-- begin --

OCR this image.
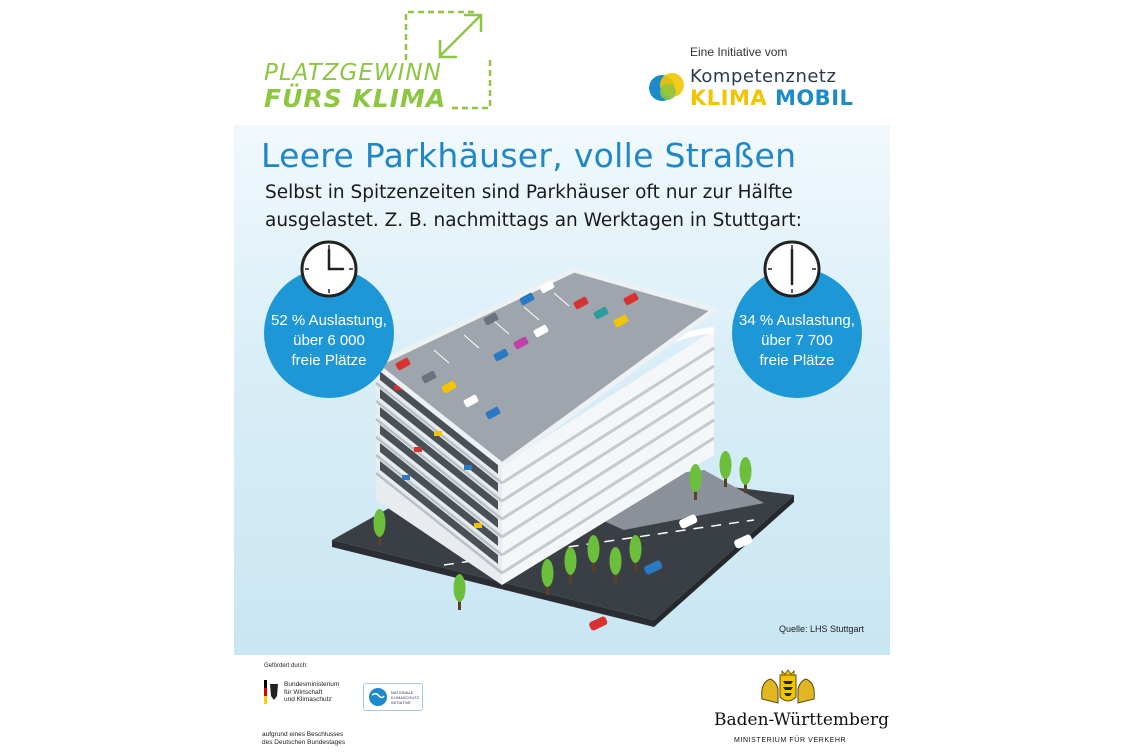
PLATZGEWINN
FÜRS KLIMA
Eine Initiative vom
Kompetenznetz
KLIMA MOBIL
Leere Parkhäuser, volle Straßen
Selbst in Spitzenzeiten sind Parkhäuser oft nur zur Hälfte
ausgelastet. Z. B. nachmittags an Werktagen in Stuttgart:
52 % Auslastung,
über 6 000
freie Plätze
34 % Auslastung,
über 7 700
freie Plätze
Quelle: LHS Stuttgart
Gefördert durch:
Bundesministerium
für Wirtschaft
und Klimaschutz
NATIONALE
KLIMASCHUTZ
INITIATIVE
aufgrund eines Beschlusses
des Deutschen Bundestages
Baden-Württemberg
MINISTERIUM FÜR VERKEHR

-- end --

■ Goal
Return from the data every line that holds "Stuttgart".

■ Full response
ausgelastet. Z. B. nachmittags an Werktagen in Stuttgart:
Quelle: LHS Stuttgart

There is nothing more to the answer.